The task: Extract, from the records beneath this instruction, each line that contains the word "Measurement".

Records contained in a dataset:

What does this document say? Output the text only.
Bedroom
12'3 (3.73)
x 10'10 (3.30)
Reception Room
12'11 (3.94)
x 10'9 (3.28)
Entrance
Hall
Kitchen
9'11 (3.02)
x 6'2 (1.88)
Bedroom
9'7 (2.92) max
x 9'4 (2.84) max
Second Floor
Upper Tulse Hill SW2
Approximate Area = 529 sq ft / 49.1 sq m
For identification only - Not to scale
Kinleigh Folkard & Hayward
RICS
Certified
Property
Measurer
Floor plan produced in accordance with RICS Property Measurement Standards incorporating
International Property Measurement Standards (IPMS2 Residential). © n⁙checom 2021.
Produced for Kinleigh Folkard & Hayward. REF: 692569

Exercise answer:
Floor plan produced in accordance with RICS Property Measurement Standards incorporating
International Property Measurement Standards (IPMS2 Residential). © n⁙checom 2021.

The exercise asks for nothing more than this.